--- Begin ---

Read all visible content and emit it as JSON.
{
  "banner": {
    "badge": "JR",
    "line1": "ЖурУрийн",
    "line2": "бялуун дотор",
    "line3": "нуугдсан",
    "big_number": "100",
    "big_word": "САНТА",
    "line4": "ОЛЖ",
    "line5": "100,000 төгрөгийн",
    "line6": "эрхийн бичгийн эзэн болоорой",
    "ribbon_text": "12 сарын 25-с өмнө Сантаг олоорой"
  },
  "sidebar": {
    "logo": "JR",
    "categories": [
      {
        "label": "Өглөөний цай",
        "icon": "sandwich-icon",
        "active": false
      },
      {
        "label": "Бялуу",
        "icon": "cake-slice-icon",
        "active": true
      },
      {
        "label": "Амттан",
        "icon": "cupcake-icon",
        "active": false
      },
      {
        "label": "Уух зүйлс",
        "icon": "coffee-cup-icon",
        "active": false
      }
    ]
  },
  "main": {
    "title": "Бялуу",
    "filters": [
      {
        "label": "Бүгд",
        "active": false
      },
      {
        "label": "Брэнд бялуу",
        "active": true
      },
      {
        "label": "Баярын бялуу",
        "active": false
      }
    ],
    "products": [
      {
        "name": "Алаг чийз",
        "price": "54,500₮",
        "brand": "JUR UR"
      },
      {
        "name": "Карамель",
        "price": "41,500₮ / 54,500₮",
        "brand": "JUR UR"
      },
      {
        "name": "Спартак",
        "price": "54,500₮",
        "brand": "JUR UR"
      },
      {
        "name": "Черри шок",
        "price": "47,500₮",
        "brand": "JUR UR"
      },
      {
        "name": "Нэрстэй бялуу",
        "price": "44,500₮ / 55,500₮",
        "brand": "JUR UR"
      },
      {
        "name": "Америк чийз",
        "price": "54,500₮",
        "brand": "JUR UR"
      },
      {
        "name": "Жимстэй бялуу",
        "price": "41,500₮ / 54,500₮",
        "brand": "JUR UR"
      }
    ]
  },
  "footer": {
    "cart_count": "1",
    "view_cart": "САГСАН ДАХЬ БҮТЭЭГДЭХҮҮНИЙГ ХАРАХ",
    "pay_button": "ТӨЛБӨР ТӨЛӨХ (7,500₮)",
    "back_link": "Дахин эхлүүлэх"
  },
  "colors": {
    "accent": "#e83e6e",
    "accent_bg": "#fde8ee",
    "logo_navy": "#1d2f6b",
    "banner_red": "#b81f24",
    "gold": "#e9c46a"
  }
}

--- End ---

STATED GOAL: Copy out the whole listing exactly.

TASK ANSWER:
Read all visible content and emit it as JSON.
{
  "banner": {
    "badge": "JR",
    "line1": "ЖурУрийн",
    "line2": "бялуун дотор",
    "line3": "нуугдсан",
    "big_number": "100",
    "big_word": "САНТА",
    "line4": "ОЛЖ",
    "line5": "100,000 төгрөгийн",
    "line6": "эрхийн бичгийн эзэн болоорой",
    "ribbon_text": "12 сарын 25-с өмнө Сантаг олоорой"
  },
  "sidebar": {
    "logo": "JR",
    "categories": [
      {
        "label": "Өглөөний цай",
        "icon": "sandwich-icon",
        "active": false
      },
      {
        "label": "Бялуу",
        "icon": "cake-slice-icon",
        "active": true
      },
      {
        "label": "Амттан",
        "icon": "cupcake-icon",
        "active": false
      },
      {
        "label": "Уух зүйлс",
        "icon": "coffee-cup-icon",
        "active": false
      }
    ]
  },
  "main": {
    "title": "Бялуу",
    "filters": [
      {
        "label": "Бүгд",
        "active": false
      },
      {
        "label": "Брэнд бялуу",
        "active": true
      },
      {
        "label": "Баярын бялуу",
        "active": false
      }
    ],
    "products": [
      {
        "name": "Алаг чийз",
        "price": "54,500₮",
        "brand": "JUR UR"
      },
      {
        "name": "Карамель",
        "price": "41,500₮ / 54,500₮",
        "brand": "JUR UR"
      },
      {
        "name": "Спартак",
        "price": "54,500₮",
        "brand": "JUR UR"
      },
      {
        "name": "Черри шок",
        "price": "47,500₮",
        "brand": "JUR UR"
      },
      {
        "name": "Нэрстэй бялуу",
        "price": "44,500₮ / 55,500₮",
        "brand": "JUR UR"
      },
      {
        "name": "Америк чийз",
        "price": "54,500₮",
        "brand": "JUR UR"
      },
      {
        "name": "Жимстэй бялуу",
        "price": "41,500₮ / 54,500₮",
        "brand": "JUR UR"
      }
    ]
  },
  "footer": {
    "cart_count": "1",
    "view_cart": "САГСАН ДАХЬ БҮТЭЭГДЭХҮҮНИЙГ ХАРАХ",
    "pay_button": "ТӨЛБӨР ТӨЛӨХ (7,500₮)",
    "back_link": "Дахин эхлүүлэх"
  },
  "colors": {
    "accent": "#e83e6e",
    "accent_bg": "#fde8ee",
    "logo_navy": "#1d2f6b",
    "banner_red": "#b81f24",
    "gold": "#e9c46a"
  }
}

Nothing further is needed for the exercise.